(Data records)
— Begin —

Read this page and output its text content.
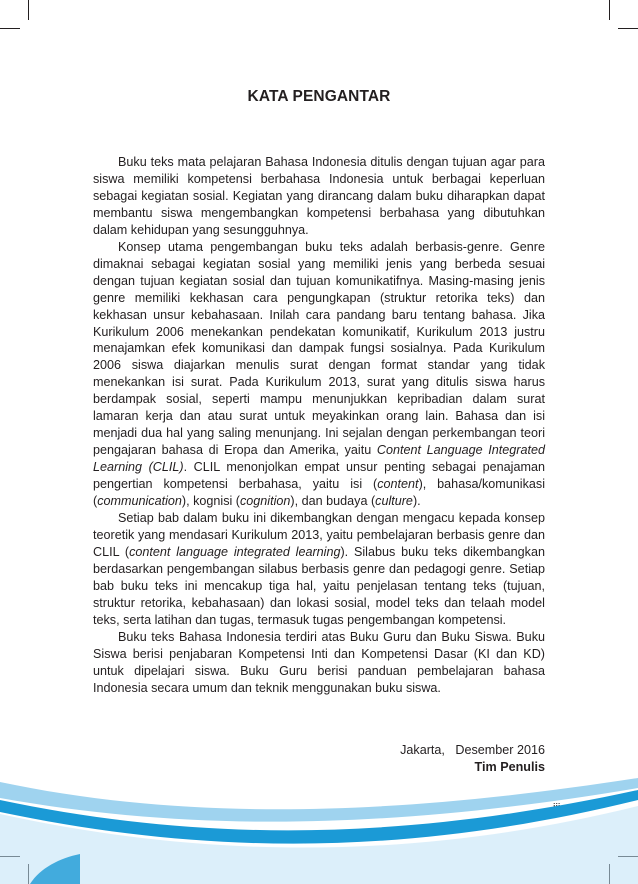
KATA PENGANTAR

Buku teks mata pelajaran Bahasa Indonesia ditulis dengan tujuan agar para siswa memiliki kompetensi berbahasa Indonesia untuk berbagai keperluan sebagai kegiatan sosial. Kegiatan yang dirancang dalam buku diharapkan dapat membantu siswa mengembangkan kompetensi berbahasa yang dibutuhkan dalam kehidupan yang sesungguhnya.

Konsep utama pengembangan buku teks adalah berbasis-genre. Genre dimaknai sebagai kegiatan sosial yang memiliki jenis yang berbeda sesuai dengan tujuan kegiatan sosial dan tujuan komunikatifnya. Masing-masing jenis genre memiliki kekhasan cara pengungkapan (struktur retorika teks) dan kekhasan unsur kebahasaan. Inilah cara pandang baru tentang bahasa. Jika Kurikulum 2006 menekankan pendekatan komunikatif, Kurikulum 2013 justru menajamkan efek komunikasi dan dampak fungsi sosialnya. Pada Kurikulum 2006 siswa diajarkan menulis surat dengan format standar yang tidak menekankan isi surat. Pada Kurikulum 2013, surat yang ditulis siswa harus berdampak sosial, seperti mampu menunjukkan kepribadian dalam surat lamaran kerja dan atau surat untuk meyakinkan orang lain. Bahasa dan isi menjadi dua hal yang saling menunjang. Ini sejalan dengan perkembangan teori pengajaran bahasa di Eropa dan Amerika, yaitu Content Language Integrated Learning (CLIL). CLIL menonjolkan empat unsur penting sebagai penajaman pengertian kompetensi berbahasa, yaitu isi (content), bahasa/komunikasi (communication), kognisi (cognition), dan budaya (culture).

Setiap bab dalam buku ini dikembangkan dengan mengacu kepada konsep teoretik yang mendasari Kurikulum 2013, yaitu pembelajaran berbasis genre dan CLIL (content language integrated learning). Silabus buku teks dikembangkan berdasarkan pengembangan silabus berbasis genre dan pedagogi genre. Setiap bab buku teks ini mencakup tiga hal, yaitu penjelasan tentang teks (tujuan, struktur retorika, kebahasaan) dan lokasi sosial, model teks dan telaah model teks, serta latihan dan tugas, termasuk tugas pengembangan kompetensi.

Buku teks Bahasa Indonesia terdiri atas Buku Guru dan Buku Siswa. Buku Siswa berisi penjabaran Kompetensi Inti dan Kompetensi Dasar (KI dan KD) untuk dipelajari siswa. Buku Guru berisi panduan pembelajaran bahasa Indonesia secara umum dan teknik menggunakan buku siswa.

Jakarta,   Desember 2016
Tim Penulis
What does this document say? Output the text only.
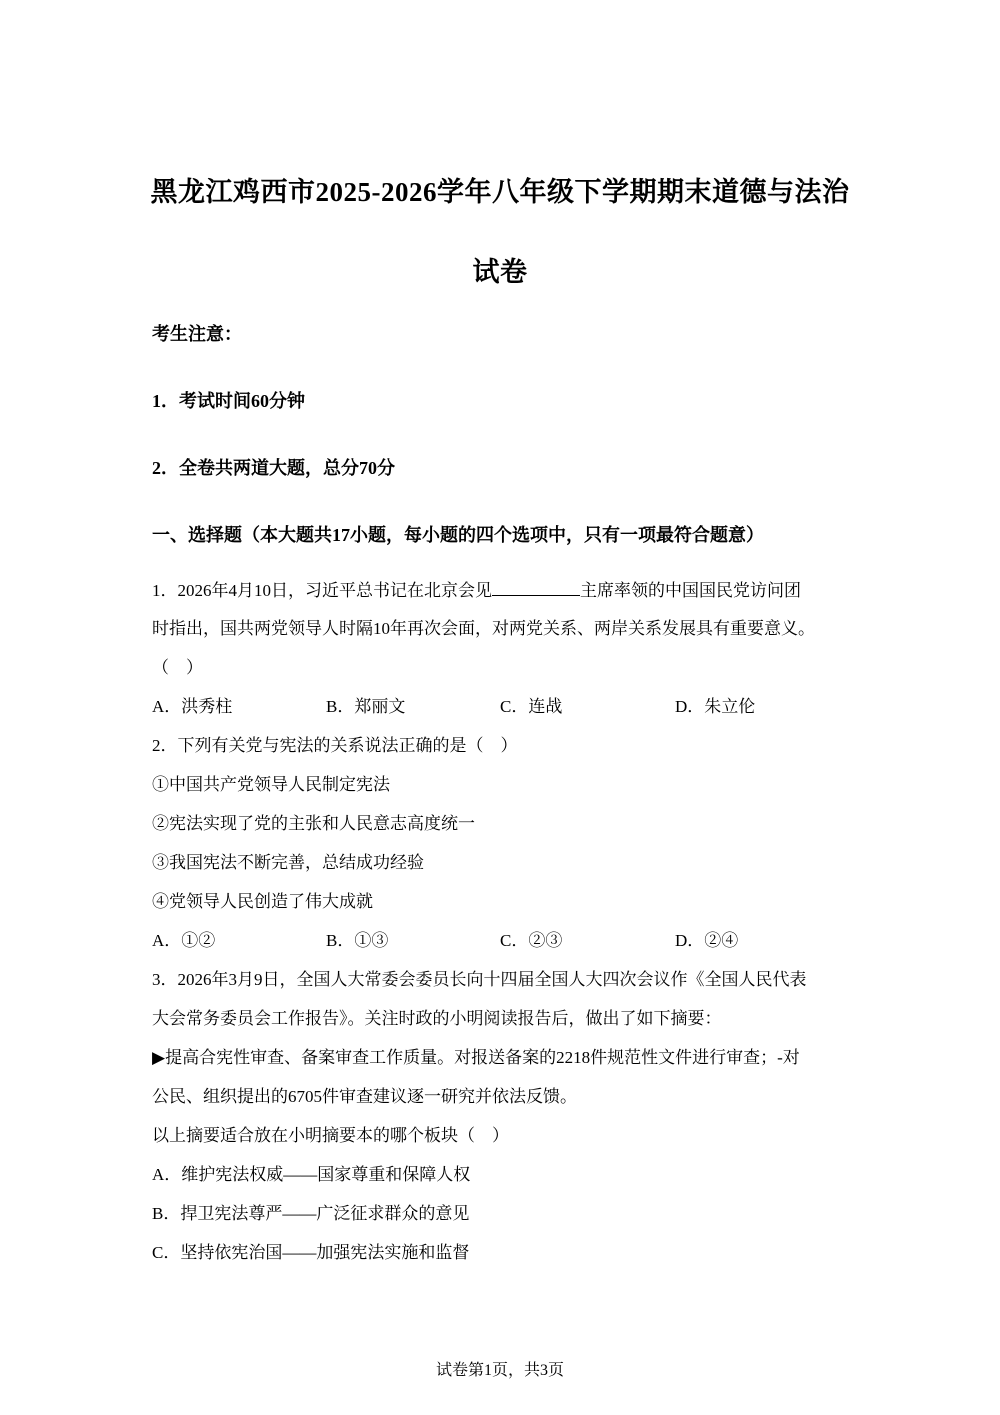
黑龙江鸡西市2025-2026学年八年级下学期期末道德与法治
试卷
考生注意：
1．考试时间60分钟
2．全卷共两道大题，总分70分
一、选择题（本大题共17小题，每小题的四个选项中，只有一项最符合题意）
1．2026年4月10日，习近平总书记在北京会见	主席率领的中国国民党访问团
时指出，国共两党领导人时隔10年再次会面，对两党关系、两岸关系发展具有重要意义。
（　）
A．洪秀柱	B．郑丽文	C．连战	D．朱立伦
2．下列有关党与宪法的关系说法正确的是（　）
①中国共产党领导人民制定宪法
②宪法实现了党的主张和人民意志高度统一
③我国宪法不断完善，总结成功经验
④党领导人民创造了伟大成就
A．①②	B．①③	C．②③	D．②④
3．2026年3月9日，全国人大常委会委员长向十四届全国人大四次会议作《全国人民代表
大会常务委员会工作报告》。关注时政的小明阅读报告后，做出了如下摘要：
▶提高合宪性审查、备案审查工作质量。对报送备案的2218件规范性文件进行审查；-对
公民、组织提出的6705件审查建议逐一研究并依法反馈。
以上摘要适合放在小明摘要本的哪个板块（　）
A．维护宪法权威——国家尊重和保障人权
B．捍卫宪法尊严——广泛征求群众的意见
C．坚持依宪治国——加强宪法实施和监督
试卷第1页，共3页
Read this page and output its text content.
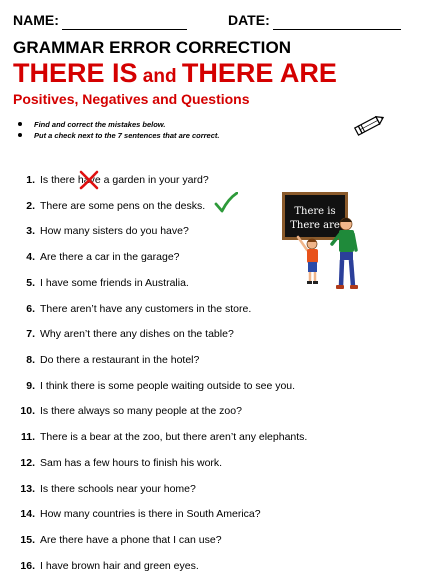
NAME:	DATE:
GRAMMAR ERROR CORRECTION
THERE IS and THERE ARE
Positives, Negatives and Questions
Find and correct the mistakes below.
Put a check next to the 7 sentences that are correct.
1. Is there have a garden in your yard?
2. There are some pens on the desks.
3. How many sisters do you have?
4. Are there a car in the garage?
5. I have some friends in Australia.
6. There aren’t have any customers in the store.
7. Why aren’t there any dishes on the table?
8. Do there a restaurant in the hotel?
9. I think there is some people waiting outside to see you.
10. Is there always so many people at the zoo?
11. There is a bear at the zoo, but there aren’t any elephants.
12. Sam has a few hours to finish his work.
13. Is there schools near your home?
14. How many countries is there in South America?
15. Are there have a phone that I can use?
16. I have brown hair and green eyes.
There is
There are
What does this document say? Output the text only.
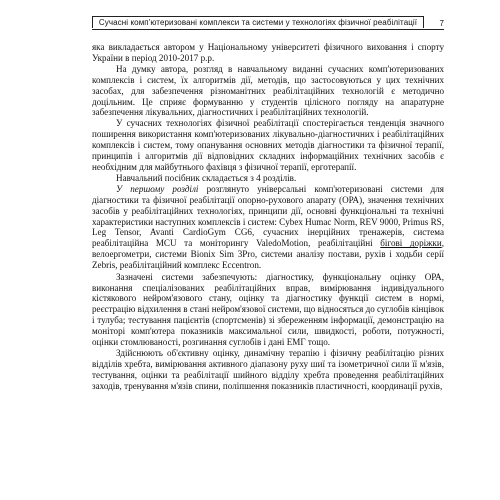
Сучасні комп'ютеризовані комплекси та системи у технологіях фізичної реабілітації	7

яка викладається автором у Національному університеті фізичного виховання і спорту України в період 2010-2017 р.р.

На думку автора, розгляд в навчальному виданні сучасних комп'ютеризованих комплексів і систем, їх алгоритмів дії, методів, що застосовуються у цих технічних засобах, для забезпечення різноманітних реабілітаційних технологій є методично доцільним. Це сприяє формуванню у студентів цілісного погляду на апаратурне забезпечення лікувальних, діагностичних і реабілітаційних технологій.

У сучасних технологіях фізичної реабілітації спостерігається тенденція значного поширення використання комп'ютеризованих лікувально-діагностичних і реабілітаційних комплексів і систем, тому опанування основних методів діагностики та фізичної терапії, принципів і алгоритмів дії відповідних складних інформаційних технічних засобів є необхідним для майбутнього фахівця з фізичної терапії, ерготерапії.

Навчальний посібник складається з 4 розділів.

У першому розділі розглянуто універсальні комп'ютеризовані системи для діагностики та фізичної реабілітації опорно-рухового апарату (ОРА), значення технічних засобів у реабілітаційних технологіях, принципи дії, основні функціональні та технічні характеристики наступних комплексів і систем: Cybex Humac Norm, REV 9000, Primus RS, Leg Tensor, Avanti CardioGym CG6, сучасних інерційних тренажерів, система реабілітаційна MCU та моніторингу ValedoMotion, реабілітаційні бігові доріжки, велоергометри, системи Bionix Sim 3Pro, системи аналізу постави, рухів і ходьби серії Zebris, реабілітаційний комплекс Eccentron.

Зазначені системи забезпечують: діагностику, функціональну оцінку ОРА, виконання спеціалізованих реабілітаційних вправ, вимірювання індивідуального кістякового нейром'язового стану, оцінку та діагностику функції систем в нормі, реєстрацію відхилення в стані нейром'язової системи, що відносяться до суглобів кінцівок і тулуба; тестування пацієнтів (спортсменів) зі збереженням інформації, демонстрацію на моніторі комп'ютера показників максимальної сили, швидкості, роботи, потужності, оцінки стомлюваності, розгинання суглобів і дані ЕМГ тощо.

Здійснюють об'єктивну оцінку, динамічну терапію і фізичну реабілітацію різних відділів хребта, вимірювання активного діапазону руху шиї та ізометричної сили її м'язів, тестування, оцінки та реабілітації шийного відділу хребта проведення реабілітаційних заходів, тренування м'язів спини, поліпшення показників пластичності, координації рухів,
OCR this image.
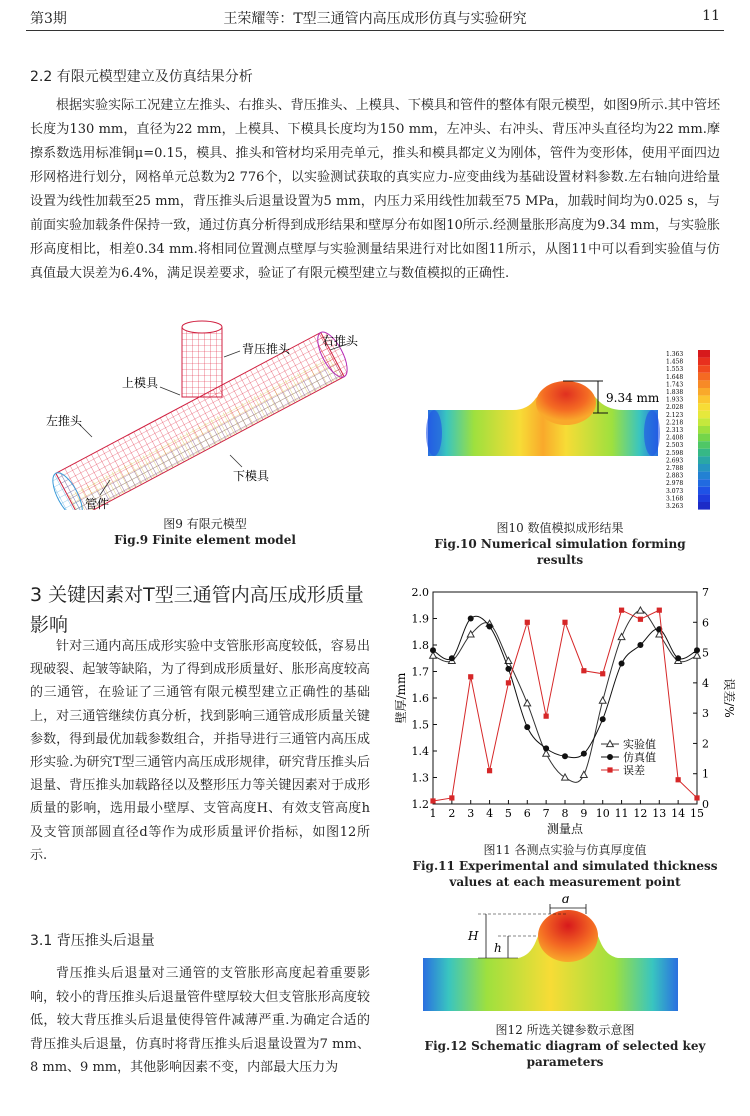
第3期	王荣耀等：T型三通管内高压成形仿真与实验研究	11
2.2 有限元模型建立及仿真结果分析

根据实验实际工况建立左推头、右推头、背压推头、上模具、下模具和管件的整体有限元模型，如图9所示.其中管坯长度为130 mm，直径为22 mm，上模具、下模具长度均为150 mm，左冲头、右冲头、背压冲头直径均为22 mm.摩擦系数选用标准铜μ=0.15，模具、推头和管材均采用壳单元，推头和模具都定义为刚体，管件为变形体，使用平面四边形网格进行划分，网格单元总数为2 776个，以实验测试获取的真实应力-应变曲线为基础设置材料参数.左右轴向进给量设置为线性加载至25 mm，背压推头后退量设置为5 mm，内压力采用线性加载至75 MPa，加载时间均为0.025 s，与前面实验加载条件保持一致，通过仿真分析得到成形结果和壁厚分布如图10所示.经测量胀形高度为9.34 mm，与实验胀形高度相比，相差0.34 mm.将相同位置测点壁厚与实验测量结果进行对比如图11所示，从图11中可以看到实验值与仿真值最大误差为6.4%，满足误差要求，验证了有限元模型建立与数值模拟的正确性.

背压推头
右推头
上模具
左推头
下模具
管件
图9 有限元模型
Fig.9 Finite element model
9.34 mm
1.363
1.458
1.553
1.648
1.743
1.838
1.933
2.028
2.123
2.218
2.313
2.408
2.503
2.598
2.693
2.788
2.883
2.978
3.073
3.168
3.263
图10 数值模拟成形结果
Fig.10 Numerical simulation forming results
3 关键因素对T型三通管内高压成形质量影响

针对三通内高压成形实验中支管胀形高度较低，容易出现破裂、起皱等缺陷，为了得到成形质量好、胀形高度较高的三通管，在验证了三通管有限元模型建立正确性的基础上，对三通管继续仿真分析，找到影响三通管成形质量关键参数，得到最优加载参数组合，并指导进行三通管内高压成形实验.为研究T型三通管内高压成形规律，研究背压推头后退量、背压推头加载路径以及整形压力等关键因素对于成形质量的影响，选用最小壁厚、支管高度H、有效支管高度h及支管顶部圆直径d等作为成形质量评价指标，如图12所示.

1.2
1.3
1.4
1.5
1.6
1.7
1.8
1.9
2.0
0
1
2
3
4
5
6
7
1 2 3 4 5 6 7 8 9 10 11 12 13 14 15
测量点
壁厚/mm	误差/%
实验值
仿真值
误差
图11 各测点实验与仿真厚度值
Fig.11 Experimental and simulated thickness values at each measurement point
3.1 背压推头后退量

背压推头后退量对三通管的支管胀形高度起着重要影响，较小的背压推头后退量管件壁厚较大但支管胀形高度较低，较大背压推头后退量使得管件减薄严重.为确定合适的背压推头后退量，仿真时将背压推头后退量设置为7 mm、8 mm、9 mm，其他影响因素不变，内部最大压力为

d
H
h
图12 所选关键参数示意图
Fig.12 Schematic diagram of selected key parameters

— End —

## [WHAT IS NEEDED]
How many lines in the records above contain the word "ютеризованих"? Reply with the number alone.

## [EXERCISE RESPONSE]
2